====== Input ======

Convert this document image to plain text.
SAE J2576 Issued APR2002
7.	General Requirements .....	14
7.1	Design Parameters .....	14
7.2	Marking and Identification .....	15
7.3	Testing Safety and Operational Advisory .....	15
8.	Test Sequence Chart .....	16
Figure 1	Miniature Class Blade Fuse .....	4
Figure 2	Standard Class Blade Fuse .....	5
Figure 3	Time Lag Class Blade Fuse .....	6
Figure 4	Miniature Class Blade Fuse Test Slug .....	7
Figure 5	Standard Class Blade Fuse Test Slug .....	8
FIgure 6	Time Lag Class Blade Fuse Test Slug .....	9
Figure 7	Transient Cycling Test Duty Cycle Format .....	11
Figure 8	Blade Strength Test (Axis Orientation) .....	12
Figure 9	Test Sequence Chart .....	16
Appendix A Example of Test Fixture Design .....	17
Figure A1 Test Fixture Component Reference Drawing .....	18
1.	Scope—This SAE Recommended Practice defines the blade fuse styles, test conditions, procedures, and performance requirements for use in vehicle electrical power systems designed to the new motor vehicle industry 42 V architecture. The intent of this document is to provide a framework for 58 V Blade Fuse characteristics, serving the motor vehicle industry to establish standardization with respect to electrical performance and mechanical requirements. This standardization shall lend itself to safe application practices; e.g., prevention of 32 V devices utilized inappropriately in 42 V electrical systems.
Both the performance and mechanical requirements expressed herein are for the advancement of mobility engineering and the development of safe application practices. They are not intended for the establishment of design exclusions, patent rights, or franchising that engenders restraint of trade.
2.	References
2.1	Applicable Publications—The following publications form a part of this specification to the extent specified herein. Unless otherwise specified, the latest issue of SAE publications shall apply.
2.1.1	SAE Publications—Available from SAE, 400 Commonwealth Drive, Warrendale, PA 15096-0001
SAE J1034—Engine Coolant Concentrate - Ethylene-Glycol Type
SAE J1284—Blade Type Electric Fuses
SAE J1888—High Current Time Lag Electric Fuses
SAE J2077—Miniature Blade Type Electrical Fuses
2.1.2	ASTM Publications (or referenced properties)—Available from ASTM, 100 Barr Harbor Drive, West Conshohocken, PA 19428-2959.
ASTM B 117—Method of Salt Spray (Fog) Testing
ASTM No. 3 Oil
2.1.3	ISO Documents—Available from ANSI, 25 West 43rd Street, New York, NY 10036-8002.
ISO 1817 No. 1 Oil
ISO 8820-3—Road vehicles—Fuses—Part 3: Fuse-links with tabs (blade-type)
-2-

======

Restate the records, all of them, precisely as written.

> [Final result]:
Convert this document image to plain text.
SAE J2576 Issued APR2002
7.	General Requirements .....	14
7.1	Design Parameters .....	14
7.2	Marking and Identification .....	15
7.3	Testing Safety and Operational Advisory .....	15
8.	Test Sequence Chart .....	16
Figure 1	Miniature Class Blade Fuse .....	4
Figure 2	Standard Class Blade Fuse .....	5
Figure 3	Time Lag Class Blade Fuse .....	6
Figure 4	Miniature Class Blade Fuse Test Slug .....	7
Figure 5	Standard Class Blade Fuse Test Slug .....	8
FIgure 6	Time Lag Class Blade Fuse Test Slug .....	9
Figure 7	Transient Cycling Test Duty Cycle Format .....	11
Figure 8	Blade Strength Test (Axis Orientation) .....	12
Figure 9	Test Sequence Chart .....	16
Appendix A Example of Test Fixture Design .....	17
Figure A1 Test Fixture Component Reference Drawing .....	18
1.	Scope—This SAE Recommended Practice defines the blade fuse styles, test conditions, procedures, and performance requirements for use in vehicle electrical power systems designed to the new motor vehicle industry 42 V architecture. The intent of this document is to provide a framework for 58 V Blade Fuse characteristics, serving the motor vehicle industry to establish standardization with respect to electrical performance and mechanical requirements. This standardization shall lend itself to safe application practices; e.g., prevention of 32 V devices utilized inappropriately in 42 V electrical systems.
Both the performance and mechanical requirements expressed herein are for the advancement of mobility engineering and the development of safe application practices. They are not intended for the establishment of design exclusions, patent rights, or franchising that engenders restraint of trade.
2.	References
2.1	Applicable Publications—The following publications form a part of this specification to the extent specified herein. Unless otherwise specified, the latest issue of SAE publications shall apply.
2.1.1	SAE Publications—Available from SAE, 400 Commonwealth Drive, Warrendale, PA 15096-0001
SAE J1034—Engine Coolant Concentrate - Ethylene-Glycol Type
SAE J1284—Blade Type Electric Fuses
SAE J1888—High Current Time Lag Electric Fuses
SAE J2077—Miniature Blade Type Electrical Fuses
2.1.2	ASTM Publications (or referenced properties)—Available from ASTM, 100 Barr Harbor Drive, West Conshohocken, PA 19428-2959.
ASTM B 117—Method of Salt Spray (Fog) Testing
ASTM No. 3 Oil
2.1.3	ISO Documents—Available from ANSI, 25 West 43rd Street, New York, NY 10036-8002.
ISO 1817 No. 1 Oil
ISO 8820-3—Road vehicles—Fuses—Part 3: Fuse-links with tabs (blade-type)
-2-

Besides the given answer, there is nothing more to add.